(Lines of data)
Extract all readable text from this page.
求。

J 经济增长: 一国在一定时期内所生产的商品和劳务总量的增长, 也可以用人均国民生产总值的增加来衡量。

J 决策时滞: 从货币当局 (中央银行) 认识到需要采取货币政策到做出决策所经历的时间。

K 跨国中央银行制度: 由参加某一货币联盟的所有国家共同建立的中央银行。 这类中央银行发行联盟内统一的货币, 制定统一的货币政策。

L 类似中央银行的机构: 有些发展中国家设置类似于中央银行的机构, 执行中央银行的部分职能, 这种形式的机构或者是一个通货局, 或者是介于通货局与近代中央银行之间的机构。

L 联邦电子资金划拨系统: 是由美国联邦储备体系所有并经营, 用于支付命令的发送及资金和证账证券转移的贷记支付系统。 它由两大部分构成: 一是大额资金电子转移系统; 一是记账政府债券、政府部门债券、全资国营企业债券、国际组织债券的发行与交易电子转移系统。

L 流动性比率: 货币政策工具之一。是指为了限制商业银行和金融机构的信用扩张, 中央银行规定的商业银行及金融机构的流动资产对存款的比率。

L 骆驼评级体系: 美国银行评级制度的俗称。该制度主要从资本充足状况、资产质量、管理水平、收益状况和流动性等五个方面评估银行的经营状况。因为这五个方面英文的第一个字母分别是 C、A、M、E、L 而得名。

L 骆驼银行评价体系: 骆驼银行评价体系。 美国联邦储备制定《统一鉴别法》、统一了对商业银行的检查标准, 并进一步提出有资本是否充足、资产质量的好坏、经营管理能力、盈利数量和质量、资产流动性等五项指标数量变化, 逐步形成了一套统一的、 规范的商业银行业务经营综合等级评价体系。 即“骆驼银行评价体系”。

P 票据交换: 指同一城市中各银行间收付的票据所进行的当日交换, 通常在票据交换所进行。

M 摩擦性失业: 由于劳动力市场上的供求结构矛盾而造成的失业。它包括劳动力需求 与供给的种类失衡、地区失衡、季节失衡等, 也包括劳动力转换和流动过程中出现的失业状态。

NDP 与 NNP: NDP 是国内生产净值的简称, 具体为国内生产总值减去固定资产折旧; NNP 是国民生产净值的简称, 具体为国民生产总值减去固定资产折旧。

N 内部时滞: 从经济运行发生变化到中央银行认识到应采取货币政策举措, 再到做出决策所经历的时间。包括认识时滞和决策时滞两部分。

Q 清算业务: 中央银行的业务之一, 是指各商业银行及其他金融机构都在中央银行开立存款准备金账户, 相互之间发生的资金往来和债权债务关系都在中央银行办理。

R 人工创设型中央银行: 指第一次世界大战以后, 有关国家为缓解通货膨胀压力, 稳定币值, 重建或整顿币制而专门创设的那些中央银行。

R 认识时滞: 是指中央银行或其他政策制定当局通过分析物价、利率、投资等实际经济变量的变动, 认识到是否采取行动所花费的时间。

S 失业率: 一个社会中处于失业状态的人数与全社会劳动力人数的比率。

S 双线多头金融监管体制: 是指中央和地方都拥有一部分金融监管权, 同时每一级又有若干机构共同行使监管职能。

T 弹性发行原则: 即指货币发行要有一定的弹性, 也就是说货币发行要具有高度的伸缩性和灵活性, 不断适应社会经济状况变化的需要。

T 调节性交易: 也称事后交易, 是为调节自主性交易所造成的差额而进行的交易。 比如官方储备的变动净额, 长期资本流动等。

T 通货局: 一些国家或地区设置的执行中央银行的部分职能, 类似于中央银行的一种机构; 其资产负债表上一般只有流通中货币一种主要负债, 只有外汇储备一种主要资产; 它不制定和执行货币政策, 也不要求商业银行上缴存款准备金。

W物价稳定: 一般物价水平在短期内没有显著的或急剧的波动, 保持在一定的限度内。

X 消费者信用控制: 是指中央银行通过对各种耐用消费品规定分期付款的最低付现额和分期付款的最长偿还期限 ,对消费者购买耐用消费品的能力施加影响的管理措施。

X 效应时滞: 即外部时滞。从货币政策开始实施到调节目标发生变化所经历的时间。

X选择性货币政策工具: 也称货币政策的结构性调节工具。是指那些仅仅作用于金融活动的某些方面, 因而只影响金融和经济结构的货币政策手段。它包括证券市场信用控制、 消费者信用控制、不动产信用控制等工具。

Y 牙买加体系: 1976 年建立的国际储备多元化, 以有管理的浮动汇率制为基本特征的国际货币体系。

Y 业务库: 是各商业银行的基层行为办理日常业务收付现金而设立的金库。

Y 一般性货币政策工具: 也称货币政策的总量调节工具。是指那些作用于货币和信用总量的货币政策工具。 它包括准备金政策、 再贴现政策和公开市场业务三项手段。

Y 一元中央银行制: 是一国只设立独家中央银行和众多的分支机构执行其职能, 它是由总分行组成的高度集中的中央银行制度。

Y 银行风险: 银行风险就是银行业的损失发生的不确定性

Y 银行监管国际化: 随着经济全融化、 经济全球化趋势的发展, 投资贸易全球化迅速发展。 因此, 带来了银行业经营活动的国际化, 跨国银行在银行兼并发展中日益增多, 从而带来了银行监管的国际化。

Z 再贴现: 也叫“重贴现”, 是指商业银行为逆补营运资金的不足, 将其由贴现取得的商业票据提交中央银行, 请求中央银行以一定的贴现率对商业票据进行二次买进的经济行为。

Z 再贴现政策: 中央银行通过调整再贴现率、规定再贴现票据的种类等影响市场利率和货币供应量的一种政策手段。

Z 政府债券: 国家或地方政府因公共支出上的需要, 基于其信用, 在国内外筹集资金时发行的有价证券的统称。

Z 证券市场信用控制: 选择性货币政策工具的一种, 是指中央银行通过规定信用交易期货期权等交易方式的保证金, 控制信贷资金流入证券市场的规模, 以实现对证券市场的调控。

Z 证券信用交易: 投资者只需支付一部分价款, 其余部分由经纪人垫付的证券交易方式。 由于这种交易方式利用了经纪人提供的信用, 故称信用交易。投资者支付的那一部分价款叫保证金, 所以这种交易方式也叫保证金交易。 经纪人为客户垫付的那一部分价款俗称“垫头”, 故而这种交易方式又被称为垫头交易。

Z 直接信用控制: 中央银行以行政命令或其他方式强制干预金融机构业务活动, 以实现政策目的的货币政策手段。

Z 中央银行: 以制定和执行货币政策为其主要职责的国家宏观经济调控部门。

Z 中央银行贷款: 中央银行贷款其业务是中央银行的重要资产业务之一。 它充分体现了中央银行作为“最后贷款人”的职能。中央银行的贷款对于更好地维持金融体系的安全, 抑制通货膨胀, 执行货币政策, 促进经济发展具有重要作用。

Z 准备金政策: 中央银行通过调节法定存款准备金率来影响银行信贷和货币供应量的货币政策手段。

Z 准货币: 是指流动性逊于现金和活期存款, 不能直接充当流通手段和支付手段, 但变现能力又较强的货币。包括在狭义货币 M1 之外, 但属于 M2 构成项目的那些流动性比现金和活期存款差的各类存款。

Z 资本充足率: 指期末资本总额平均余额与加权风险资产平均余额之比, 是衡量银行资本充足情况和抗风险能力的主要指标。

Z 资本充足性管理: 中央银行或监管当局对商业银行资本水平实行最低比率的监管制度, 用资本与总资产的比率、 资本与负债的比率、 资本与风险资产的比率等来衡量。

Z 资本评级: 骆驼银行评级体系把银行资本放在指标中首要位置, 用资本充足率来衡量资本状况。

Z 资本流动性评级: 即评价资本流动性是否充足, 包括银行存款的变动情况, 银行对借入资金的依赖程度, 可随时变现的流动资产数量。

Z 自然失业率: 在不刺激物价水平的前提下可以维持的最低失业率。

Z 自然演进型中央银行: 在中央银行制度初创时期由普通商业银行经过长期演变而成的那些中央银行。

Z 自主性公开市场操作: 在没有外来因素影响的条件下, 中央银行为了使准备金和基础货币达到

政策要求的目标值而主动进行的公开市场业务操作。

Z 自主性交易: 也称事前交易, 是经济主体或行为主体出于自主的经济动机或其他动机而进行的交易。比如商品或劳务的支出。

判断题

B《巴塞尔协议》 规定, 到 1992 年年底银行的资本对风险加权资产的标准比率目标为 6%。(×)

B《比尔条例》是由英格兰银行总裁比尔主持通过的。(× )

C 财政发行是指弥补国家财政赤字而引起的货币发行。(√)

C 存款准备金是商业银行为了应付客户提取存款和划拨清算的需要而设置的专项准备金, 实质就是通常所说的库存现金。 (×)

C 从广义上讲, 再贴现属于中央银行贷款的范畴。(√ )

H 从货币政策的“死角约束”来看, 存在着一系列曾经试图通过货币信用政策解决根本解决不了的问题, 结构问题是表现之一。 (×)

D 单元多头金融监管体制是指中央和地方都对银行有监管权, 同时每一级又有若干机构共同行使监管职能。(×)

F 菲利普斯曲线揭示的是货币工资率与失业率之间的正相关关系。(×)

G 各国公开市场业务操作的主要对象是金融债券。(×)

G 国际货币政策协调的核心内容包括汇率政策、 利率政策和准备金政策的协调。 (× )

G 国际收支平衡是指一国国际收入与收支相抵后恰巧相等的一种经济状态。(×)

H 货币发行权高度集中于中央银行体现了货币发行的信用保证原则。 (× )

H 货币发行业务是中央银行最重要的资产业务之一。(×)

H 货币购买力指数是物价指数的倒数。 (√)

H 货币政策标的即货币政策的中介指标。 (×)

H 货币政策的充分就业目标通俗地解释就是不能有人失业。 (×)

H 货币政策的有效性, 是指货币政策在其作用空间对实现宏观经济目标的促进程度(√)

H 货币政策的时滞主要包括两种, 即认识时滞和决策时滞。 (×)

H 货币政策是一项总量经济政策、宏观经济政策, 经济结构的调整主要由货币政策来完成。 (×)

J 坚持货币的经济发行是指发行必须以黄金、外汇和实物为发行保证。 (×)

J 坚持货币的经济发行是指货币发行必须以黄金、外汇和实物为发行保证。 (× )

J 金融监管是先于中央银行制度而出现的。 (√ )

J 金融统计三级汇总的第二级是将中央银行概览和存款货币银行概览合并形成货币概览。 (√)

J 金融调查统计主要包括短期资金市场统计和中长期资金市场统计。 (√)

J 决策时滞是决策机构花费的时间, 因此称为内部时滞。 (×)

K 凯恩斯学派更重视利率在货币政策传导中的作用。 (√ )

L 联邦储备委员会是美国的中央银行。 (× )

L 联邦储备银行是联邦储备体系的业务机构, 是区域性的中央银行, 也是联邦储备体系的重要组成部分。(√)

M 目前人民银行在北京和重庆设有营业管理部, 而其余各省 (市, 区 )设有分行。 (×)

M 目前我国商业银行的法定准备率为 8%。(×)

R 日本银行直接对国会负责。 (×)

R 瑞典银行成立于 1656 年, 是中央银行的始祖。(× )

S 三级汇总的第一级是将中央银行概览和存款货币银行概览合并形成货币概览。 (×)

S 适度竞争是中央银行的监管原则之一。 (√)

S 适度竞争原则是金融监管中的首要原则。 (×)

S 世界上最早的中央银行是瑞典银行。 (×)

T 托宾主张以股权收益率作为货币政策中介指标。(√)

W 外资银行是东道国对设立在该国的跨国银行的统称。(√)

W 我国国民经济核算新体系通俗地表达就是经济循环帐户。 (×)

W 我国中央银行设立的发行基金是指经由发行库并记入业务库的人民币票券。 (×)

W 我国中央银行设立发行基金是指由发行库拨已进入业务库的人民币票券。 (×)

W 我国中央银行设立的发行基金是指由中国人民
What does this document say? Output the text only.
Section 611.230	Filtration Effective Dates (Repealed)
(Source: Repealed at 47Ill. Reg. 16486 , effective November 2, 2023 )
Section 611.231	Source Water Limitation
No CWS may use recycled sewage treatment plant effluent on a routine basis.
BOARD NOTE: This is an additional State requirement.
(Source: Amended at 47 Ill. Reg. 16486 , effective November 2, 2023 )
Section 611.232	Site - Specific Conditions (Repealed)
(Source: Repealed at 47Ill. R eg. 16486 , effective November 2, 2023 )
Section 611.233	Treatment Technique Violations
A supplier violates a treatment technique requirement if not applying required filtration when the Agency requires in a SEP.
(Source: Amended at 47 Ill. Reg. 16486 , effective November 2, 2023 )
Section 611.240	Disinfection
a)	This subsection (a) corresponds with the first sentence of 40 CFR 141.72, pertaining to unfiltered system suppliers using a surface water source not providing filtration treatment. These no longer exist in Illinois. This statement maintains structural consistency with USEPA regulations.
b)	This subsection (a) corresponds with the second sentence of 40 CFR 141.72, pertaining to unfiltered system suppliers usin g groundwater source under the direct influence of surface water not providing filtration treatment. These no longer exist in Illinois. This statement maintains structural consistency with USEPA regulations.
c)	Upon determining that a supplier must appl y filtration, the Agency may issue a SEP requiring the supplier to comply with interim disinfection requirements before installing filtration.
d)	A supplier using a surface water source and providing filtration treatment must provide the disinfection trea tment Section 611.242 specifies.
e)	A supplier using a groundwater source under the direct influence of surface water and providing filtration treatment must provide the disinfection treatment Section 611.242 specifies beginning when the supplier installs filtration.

:: Task description ::
Extract, unchanged, the closing run of lines that opens with the line containing "What does this" and ends with the last line.

:: Finished exercise ::
What does this document say? Output the text only.
Section 611.230	Filtration Effective Dates (Repealed)
(Source: Repealed at 47Ill. Reg. 16486 , effective November 2, 2023 )
Section 611.231	Source Water Limitation
No CWS may use recycled sewage treatment plant effluent on a routine basis.
BOARD NOTE: This is an additional State requirement.
(Source: Amended at 47 Ill. Reg. 16486 , effective November 2, 2023 )
Section 611.232	Site - Specific Conditions (Repealed)
(Source: Repealed at 47Ill. R eg. 16486 , effective November 2, 2023 )
Section 611.233	Treatment Technique Violations
A supplier violates a treatment technique requirement if not applying required filtration when the Agency requires in a SEP.
(Source: Amended at 47 Ill. Reg. 16486 , effective November 2, 2023 )
Section 611.240	Disinfection
a)	This subsection (a) corresponds with the first sentence of 40 CFR 141.72, pertaining to unfiltered system suppliers using a surface water source not providing filtration treatment. These no longer exist in Illinois. This statement maintains structural consistency with USEPA regulations.
b)	This subsection (a) corresponds with the second sentence of 40 CFR 141.72, pertaining to unfiltered system suppliers usin g groundwater source under the direct influence of surface water not providing filtration treatment. These no longer exist in Illinois. This statement maintains structural consistency with USEPA regulations.
c)	Upon determining that a supplier must appl y filtration, the Agency may issue a SEP requiring the supplier to comply with interim disinfection requirements before installing filtration.
d)	A supplier using a surface water source and providing filtration treatment must provide the disinfection trea tment Section 611.242 specifies.
e)	A supplier using a groundwater source under the direct influence of surface water and providing filtration treatment must provide the disinfection treatment Section 611.242 specifies beginning when the supplier installs filtration.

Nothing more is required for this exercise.